Figure contents as structured data:

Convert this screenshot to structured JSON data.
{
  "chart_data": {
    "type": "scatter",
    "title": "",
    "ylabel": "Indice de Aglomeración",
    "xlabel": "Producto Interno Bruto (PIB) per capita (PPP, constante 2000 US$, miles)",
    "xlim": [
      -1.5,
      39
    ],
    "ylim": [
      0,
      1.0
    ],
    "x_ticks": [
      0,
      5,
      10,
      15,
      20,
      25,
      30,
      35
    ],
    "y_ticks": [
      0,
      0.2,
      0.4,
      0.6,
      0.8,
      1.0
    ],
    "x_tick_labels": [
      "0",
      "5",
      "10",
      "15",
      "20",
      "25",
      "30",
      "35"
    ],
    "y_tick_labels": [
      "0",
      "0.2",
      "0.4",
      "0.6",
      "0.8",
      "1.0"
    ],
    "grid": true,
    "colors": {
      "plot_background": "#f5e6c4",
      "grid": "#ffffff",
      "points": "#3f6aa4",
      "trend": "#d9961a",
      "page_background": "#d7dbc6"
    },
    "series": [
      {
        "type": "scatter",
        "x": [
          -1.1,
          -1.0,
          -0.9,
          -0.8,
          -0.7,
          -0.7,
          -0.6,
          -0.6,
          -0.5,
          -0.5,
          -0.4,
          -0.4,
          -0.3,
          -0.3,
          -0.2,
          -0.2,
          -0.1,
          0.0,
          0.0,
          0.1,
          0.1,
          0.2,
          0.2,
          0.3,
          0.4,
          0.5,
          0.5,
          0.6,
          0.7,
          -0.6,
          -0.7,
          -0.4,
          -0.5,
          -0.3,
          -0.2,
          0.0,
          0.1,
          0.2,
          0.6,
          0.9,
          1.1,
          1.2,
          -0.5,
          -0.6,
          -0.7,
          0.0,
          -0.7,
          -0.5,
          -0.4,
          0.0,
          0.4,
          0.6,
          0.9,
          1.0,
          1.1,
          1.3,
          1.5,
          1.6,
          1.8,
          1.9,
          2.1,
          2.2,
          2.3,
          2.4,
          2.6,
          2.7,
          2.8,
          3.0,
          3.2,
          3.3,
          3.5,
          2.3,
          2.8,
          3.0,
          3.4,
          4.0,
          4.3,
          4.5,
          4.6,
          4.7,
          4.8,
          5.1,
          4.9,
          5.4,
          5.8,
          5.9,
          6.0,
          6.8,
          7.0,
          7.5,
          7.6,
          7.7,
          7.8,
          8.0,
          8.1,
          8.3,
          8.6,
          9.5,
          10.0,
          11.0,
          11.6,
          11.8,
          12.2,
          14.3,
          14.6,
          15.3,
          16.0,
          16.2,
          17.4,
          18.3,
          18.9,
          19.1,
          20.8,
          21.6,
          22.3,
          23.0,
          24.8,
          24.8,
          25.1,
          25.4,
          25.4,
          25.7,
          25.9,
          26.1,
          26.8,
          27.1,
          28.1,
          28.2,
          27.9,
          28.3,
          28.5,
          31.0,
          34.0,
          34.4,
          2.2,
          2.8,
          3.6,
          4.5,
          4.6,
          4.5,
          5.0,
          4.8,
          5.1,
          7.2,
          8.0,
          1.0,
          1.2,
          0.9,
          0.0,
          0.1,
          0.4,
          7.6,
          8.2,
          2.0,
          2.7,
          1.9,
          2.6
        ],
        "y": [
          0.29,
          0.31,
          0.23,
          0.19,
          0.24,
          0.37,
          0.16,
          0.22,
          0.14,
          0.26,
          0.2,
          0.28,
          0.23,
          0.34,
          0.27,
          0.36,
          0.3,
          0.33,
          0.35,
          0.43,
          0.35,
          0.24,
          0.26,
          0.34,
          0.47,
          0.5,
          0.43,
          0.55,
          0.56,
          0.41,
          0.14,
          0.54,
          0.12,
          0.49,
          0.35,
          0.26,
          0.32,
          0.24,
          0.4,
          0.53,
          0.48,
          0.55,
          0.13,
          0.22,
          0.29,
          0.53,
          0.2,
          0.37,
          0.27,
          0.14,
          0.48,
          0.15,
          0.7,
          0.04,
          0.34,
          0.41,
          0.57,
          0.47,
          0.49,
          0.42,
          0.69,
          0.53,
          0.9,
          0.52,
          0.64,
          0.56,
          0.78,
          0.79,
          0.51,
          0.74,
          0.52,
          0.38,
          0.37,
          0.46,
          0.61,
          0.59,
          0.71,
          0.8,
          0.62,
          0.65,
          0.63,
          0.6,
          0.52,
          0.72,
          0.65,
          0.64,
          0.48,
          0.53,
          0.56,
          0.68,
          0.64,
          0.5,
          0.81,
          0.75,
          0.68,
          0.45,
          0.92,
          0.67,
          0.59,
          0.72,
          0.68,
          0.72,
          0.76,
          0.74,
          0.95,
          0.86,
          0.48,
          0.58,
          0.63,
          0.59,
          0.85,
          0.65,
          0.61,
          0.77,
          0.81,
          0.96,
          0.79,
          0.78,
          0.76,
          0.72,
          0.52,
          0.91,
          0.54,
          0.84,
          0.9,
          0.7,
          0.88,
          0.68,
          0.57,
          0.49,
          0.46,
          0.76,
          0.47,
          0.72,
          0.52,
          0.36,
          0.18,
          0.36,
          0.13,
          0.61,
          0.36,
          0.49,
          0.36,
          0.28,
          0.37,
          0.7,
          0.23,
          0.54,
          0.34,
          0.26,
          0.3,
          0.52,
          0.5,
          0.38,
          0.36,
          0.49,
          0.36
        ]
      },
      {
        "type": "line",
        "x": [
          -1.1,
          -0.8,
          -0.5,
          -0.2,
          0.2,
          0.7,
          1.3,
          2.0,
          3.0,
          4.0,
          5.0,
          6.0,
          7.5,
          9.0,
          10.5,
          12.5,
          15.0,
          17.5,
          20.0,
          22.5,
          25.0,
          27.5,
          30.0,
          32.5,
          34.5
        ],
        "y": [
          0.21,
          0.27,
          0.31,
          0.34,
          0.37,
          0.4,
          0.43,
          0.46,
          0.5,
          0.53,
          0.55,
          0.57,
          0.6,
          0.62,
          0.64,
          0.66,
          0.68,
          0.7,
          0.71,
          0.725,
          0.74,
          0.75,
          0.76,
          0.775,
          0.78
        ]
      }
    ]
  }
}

WHAT YOU ARE ASKED TO DO: Look over the listing. Pull out every line with the string "type" in it.

OUTPUT FOR THIS TASK:
    "type": "scatter",
        "type": "scatter",
        "type": "line",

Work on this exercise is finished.